◆ **Problem to work on**
Can you write out all of the material below, word for word?

++++ Data entries ++++

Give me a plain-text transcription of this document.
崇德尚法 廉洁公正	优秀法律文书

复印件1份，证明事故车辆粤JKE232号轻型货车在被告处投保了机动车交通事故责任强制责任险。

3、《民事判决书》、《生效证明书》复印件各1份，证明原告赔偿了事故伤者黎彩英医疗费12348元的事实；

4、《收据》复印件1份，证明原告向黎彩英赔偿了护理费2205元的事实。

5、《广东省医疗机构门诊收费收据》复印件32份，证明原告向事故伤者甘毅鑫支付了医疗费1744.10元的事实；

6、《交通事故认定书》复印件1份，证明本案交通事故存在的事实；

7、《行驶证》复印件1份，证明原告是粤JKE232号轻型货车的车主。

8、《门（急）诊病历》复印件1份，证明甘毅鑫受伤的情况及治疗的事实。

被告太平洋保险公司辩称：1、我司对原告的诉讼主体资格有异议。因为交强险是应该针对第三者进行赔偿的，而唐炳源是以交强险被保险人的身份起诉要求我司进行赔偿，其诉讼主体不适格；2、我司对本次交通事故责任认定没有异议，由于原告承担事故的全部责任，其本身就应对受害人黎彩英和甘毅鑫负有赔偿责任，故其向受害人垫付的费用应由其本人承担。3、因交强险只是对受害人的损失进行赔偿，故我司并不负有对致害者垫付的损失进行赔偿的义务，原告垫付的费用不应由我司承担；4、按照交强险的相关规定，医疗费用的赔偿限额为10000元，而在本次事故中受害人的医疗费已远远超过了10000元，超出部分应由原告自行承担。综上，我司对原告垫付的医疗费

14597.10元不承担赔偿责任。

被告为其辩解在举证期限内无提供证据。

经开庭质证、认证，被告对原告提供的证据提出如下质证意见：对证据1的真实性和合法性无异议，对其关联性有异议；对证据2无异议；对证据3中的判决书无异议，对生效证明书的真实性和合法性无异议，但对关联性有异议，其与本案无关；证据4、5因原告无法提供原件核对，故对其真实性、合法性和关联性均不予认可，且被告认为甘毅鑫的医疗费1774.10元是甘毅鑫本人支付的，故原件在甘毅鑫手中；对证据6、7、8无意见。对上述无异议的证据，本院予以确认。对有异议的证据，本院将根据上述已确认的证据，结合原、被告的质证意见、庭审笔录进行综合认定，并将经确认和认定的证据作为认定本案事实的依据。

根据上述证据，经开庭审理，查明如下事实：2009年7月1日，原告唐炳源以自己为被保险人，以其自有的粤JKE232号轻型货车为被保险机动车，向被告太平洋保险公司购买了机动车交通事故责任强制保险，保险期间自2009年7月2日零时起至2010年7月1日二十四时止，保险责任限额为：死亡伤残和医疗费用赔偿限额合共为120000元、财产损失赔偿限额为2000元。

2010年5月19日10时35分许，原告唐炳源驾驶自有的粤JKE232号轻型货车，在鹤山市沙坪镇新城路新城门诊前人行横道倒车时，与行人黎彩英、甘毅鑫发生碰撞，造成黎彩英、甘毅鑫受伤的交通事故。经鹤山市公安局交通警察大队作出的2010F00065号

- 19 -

++++

◆ **Expected output**
Give me a plain-text transcription of this document.
崇德尚法 廉洁公正	优秀法律文书

复印件1份，证明事故车辆粤JKE232号轻型货车在被告处投保了机动车交通事故责任强制责任险。

3、《民事判决书》、《生效证明书》复印件各1份，证明原告赔偿了事故伤者黎彩英医疗费12348元的事实；

4、《收据》复印件1份，证明原告向黎彩英赔偿了护理费2205元的事实。

5、《广东省医疗机构门诊收费收据》复印件32份，证明原告向事故伤者甘毅鑫支付了医疗费1744.10元的事实；

6、《交通事故认定书》复印件1份，证明本案交通事故存在的事实；

7、《行驶证》复印件1份，证明原告是粤JKE232号轻型货车的车主。

8、《门（急）诊病历》复印件1份，证明甘毅鑫受伤的情况及治疗的事实。

被告太平洋保险公司辩称：1、我司对原告的诉讼主体资格有异议。因为交强险是应该针对第三者进行赔偿的，而唐炳源是以交强险被保险人的身份起诉要求我司进行赔偿，其诉讼主体不适格；2、我司对本次交通事故责任认定没有异议，由于原告承担事故的全部责任，其本身就应对受害人黎彩英和甘毅鑫负有赔偿责任，故其向受害人垫付的费用应由其本人承担。3、因交强险只是对受害人的损失进行赔偿，故我司并不负有对致害者垫付的损失进行赔偿的义务，原告垫付的费用不应由我司承担；4、按照交强险的相关规定，医疗费用的赔偿限额为10000元，而在本次事故中受害人的医疗费已远远超过了10000元，超出部分应由原告自行承担。综上，我司对原告垫付的医疗费

14597.10元不承担赔偿责任。

被告为其辩解在举证期限内无提供证据。

经开庭质证、认证，被告对原告提供的证据提出如下质证意见：对证据1的真实性和合法性无异议，对其关联性有异议；对证据2无异议；对证据3中的判决书无异议，对生效证明书的真实性和合法性无异议，但对关联性有异议，其与本案无关；证据4、5因原告无法提供原件核对，故对其真实性、合法性和关联性均不予认可，且被告认为甘毅鑫的医疗费1774.10元是甘毅鑫本人支付的，故原件在甘毅鑫手中；对证据6、7、8无意见。对上述无异议的证据，本院予以确认。对有异议的证据，本院将根据上述已确认的证据，结合原、被告的质证意见、庭审笔录进行综合认定，并将经确认和认定的证据作为认定本案事实的依据。

根据上述证据，经开庭审理，查明如下事实：2009年7月1日，原告唐炳源以自己为被保险人，以其自有的粤JKE232号轻型货车为被保险机动车，向被告太平洋保险公司购买了机动车交通事故责任强制保险，保险期间自2009年7月2日零时起至2010年7月1日二十四时止，保险责任限额为：死亡伤残和医疗费用赔偿限额合共为120000元、财产损失赔偿限额为2000元。

2010年5月19日10时35分许，原告唐炳源驾驶自有的粤JKE232号轻型货车，在鹤山市沙坪镇新城路新城门诊前人行横道倒车时，与行人黎彩英、甘毅鑫发生碰撞，造成黎彩英、甘毅鑫受伤的交通事故。经鹤山市公安局交通警察大队作出的2010F00065号

- 19 -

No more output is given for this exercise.